Text block:
Location of the introduced cysteines in the gp41 ectodomain. (a) Sequence of the coiled-coil region of gp120, with the position along the heptad repeat indicated beneath. (b) X-ray structure of the HIV-1 gp41 coiled coil (38), with the location of the LQA/CCG change shown in black. The amino-terminal α-helical coiled coil is white, and the carboxy-terminal helices are grey. The gp41 residue numbers are indicated. (c) View of the LQA region of the gp41 coiled coil. The perspective is from the threefold symmetry axis of the coiled coil. Only the main chain and Cβ atoms are depicted. The d position leucine is indicated in black. Dark dashed lines are drawn between the Cβ atoms of leucine 576 (d in the heptad repeat) and glutamine 577 (e in the heptad repeat) to indicate where trimeric cross-links might form. The Cβ–Cβ distance is 6.84 Å, outside of the ideal distance for introducing a disulfide bond (5.28 Å) (33, 35). A possible alternative cross-link, between adjacent d position leucines, is shown by a light dashed line.

FIG. 2

Immunoprecipitation of HIV-1 envelope glycoprotein variants. Plasmids encoding the wild-type HIV-1 envelope glycoproteins and three of the mutant envelope glycoproteins described in Table 1 were transfected into COS-1 cells. Cell lysates were immunoprecipitated with the anti-gp41 antibody D61, and the precipitates were boiled in 2% β-mercaptoethanol for 3 min before being analyzed on an SDS–8% polyacrylamide gel.

FIG. 3

Analysis of wild-type and LQA/CCG envelope glycoproteins. Lysates were immunoprecipitated with the anti-gp41 antibody D61 and boiled in either 2 or 5% β-mercaptoethanol (βME) for 3 or 10 min, as indicated, before being analyzed on an SDS–8% polyacrylamide gel.

FIG. 4

Formation of the LQA/CCG higher-order forms in the presence of iodoacetamide. Lysates of 293T cells expressing the LQA/CCG construct were immunoprecipitated with the anti-CD4 binding site antibody F105 and boiled for 3 min with the indicated percentage of β-mercaptoethanol in the presence (left lane) or absence (other lanes) of 10 mM iodoacetamide. In the experiment in the left lane, iodoacetamide was present during cell lysis and throughout the sample preparation.

Activity 1: Can you reproduce the HIV-1 envelope figure legends word for word, taking everything from "Immunoprecipitation of HIV-1" down to "min before being analyzed on an SDS–8% polyacrylamide gel."?
Activity 2: Can you extend the HIV-1 envelope glycoprotein figure legends onward from their final sentence?

Data listing:

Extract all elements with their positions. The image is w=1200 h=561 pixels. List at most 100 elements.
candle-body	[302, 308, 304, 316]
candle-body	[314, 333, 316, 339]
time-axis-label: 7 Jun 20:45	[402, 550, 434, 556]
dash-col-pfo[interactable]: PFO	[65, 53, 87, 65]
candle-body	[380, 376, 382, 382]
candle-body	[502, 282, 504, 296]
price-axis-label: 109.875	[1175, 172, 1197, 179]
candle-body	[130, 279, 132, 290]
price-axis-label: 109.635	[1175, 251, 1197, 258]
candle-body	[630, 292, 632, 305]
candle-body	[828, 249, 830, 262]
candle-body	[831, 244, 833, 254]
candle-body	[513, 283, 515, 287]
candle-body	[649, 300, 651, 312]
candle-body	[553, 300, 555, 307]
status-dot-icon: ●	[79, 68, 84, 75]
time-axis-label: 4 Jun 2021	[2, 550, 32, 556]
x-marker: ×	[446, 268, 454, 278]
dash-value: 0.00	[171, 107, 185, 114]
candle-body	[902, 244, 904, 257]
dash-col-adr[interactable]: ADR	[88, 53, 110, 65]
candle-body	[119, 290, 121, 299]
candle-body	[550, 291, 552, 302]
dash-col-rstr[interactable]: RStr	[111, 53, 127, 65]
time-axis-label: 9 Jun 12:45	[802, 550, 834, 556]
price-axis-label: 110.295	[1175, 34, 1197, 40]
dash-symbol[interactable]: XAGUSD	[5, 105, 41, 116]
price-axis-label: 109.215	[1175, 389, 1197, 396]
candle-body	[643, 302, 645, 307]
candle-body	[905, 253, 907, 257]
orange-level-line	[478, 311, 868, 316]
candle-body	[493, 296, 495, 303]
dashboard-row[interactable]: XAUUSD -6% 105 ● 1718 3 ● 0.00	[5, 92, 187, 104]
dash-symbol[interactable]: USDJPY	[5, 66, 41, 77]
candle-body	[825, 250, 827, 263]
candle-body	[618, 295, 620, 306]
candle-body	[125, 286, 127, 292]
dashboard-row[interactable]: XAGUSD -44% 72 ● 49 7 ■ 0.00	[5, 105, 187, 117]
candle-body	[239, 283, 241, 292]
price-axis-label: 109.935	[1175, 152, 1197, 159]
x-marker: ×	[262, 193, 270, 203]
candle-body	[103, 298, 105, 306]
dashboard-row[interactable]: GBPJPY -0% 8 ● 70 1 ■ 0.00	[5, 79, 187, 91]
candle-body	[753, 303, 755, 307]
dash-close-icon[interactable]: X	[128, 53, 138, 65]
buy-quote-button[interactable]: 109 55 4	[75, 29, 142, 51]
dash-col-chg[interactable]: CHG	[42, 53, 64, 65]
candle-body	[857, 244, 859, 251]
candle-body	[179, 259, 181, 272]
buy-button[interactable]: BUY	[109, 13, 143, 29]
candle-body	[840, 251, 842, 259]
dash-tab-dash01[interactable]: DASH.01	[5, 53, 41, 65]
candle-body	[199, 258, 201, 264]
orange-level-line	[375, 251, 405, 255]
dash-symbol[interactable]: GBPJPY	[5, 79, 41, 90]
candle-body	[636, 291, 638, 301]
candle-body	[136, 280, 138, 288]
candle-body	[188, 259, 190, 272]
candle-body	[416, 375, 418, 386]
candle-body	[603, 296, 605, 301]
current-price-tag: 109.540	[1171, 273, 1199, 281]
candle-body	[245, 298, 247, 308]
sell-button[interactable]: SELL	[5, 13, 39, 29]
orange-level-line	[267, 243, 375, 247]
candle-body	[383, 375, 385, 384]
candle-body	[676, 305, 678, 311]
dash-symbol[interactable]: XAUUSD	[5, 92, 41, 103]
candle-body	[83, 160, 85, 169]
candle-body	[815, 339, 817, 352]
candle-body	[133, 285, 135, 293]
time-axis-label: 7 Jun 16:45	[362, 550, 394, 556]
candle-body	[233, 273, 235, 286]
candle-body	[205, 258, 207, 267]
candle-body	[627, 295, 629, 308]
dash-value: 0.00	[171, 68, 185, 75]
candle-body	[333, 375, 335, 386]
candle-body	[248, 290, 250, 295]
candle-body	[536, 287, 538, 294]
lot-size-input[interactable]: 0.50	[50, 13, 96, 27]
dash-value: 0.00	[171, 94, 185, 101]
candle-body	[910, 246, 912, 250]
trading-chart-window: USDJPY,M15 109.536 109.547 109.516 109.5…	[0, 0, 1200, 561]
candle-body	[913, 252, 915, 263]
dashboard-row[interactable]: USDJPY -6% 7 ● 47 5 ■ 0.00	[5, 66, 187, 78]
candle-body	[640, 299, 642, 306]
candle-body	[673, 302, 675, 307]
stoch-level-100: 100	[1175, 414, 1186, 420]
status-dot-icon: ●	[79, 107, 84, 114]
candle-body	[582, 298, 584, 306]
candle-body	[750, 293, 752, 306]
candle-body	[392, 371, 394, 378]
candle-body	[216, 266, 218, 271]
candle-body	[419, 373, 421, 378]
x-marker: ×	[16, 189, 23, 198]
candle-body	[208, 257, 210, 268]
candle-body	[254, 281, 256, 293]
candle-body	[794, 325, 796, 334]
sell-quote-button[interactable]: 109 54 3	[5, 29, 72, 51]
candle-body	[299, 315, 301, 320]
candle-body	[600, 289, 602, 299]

Reply 1:
Immunoprecipitation of HIV-1 envelope glycoprotein variants. Plasmids encoding the wild-type HIV-1 envelope glycoproteins and three of the mutant envelope glycoproteins described in Table 1 were transfected into COS-1 cells. Cell lysates were immunoprecipitated with the anti-gp41 antibody D61, and the precipitates were boiled in 2% β-mercaptoethanol for 3 min before being analyzed on an SDS–8% polyacrylamide gel.

Reply 2:
FIG. 5

Cell surface expression of the LQA/CCG envelope glycoproteins. 293T cells were transfected with a control plasmid or with plasmids expressing a mutant HIV-1 envelope glycoprotein with amino acid changes at the proteolytic cleavage site (3) or LQA/CCG envelope glycoproteins. The transfected cells were incubated with radiolabeled F105 antibody for 2 h, washed, and lysed. The antibody was precipitated and analyzed by SDS-PAGE. The antibody heavy chain is shown.

FIG. 6

Precipitation of LQA/CCG and ΔLQA/CCG envelope glycoproteins with antibodies. 293T cells expressing the LQA/CCG and the ΔLQA/CCG envelope glycoproteins were lysed in Nonidet P-40 buffer. Cell lysates were precipitated with HIV-1-infected patient sera (PS1, PS2), the F105 antibody, the 17b antibody in the presence or absence of soluble CD4, the C11 antibody, or the G3-519 antibody (28). The A32 antibody and the D61, T3, and T4 anti-gp41 antibodies (4) all recognized both monomeric and higher-order forms of LQA/CCG and ΔLQA/CCG envelope glycoproteins (data not shown). The 110.4 antibody, directed against the third variable (V3) loop of gp120, also recognized the LQA/CCG glycoproteins (Fig. 7, lane 1:1, αV3). The LQA/CCG and ΔLQA/CCG glycoproteins were not precipitated by monoclonal antibodies against unrelated proteins (data not shown).

FIG. 7

Formation of hetero-oligomers between LQA/CCG and ΔLQA/CCG envelope glycoproteins. Serum from an HIV-1-infected individual was used to precipitate lysates of 293T cells transfected with plasmids encoding LQA/CCG and ΔLQA/CCG envelope glycoproteins. In lane 2:1, plasmids expressing the LQA/CCG and ΔLQA/CCG envelope glycoproteins were transfected at a 2:1 ratio, while in lane 1:1, the LQA/CCG- and ΔLQA/CCG-expressing plasmids were transfected in equal amounts. In lane 1:1, αV3, the same cell lysates as those used for the experiment in lane 1:1 were used for precipitation by the anti-V3 loop antibody 110.4.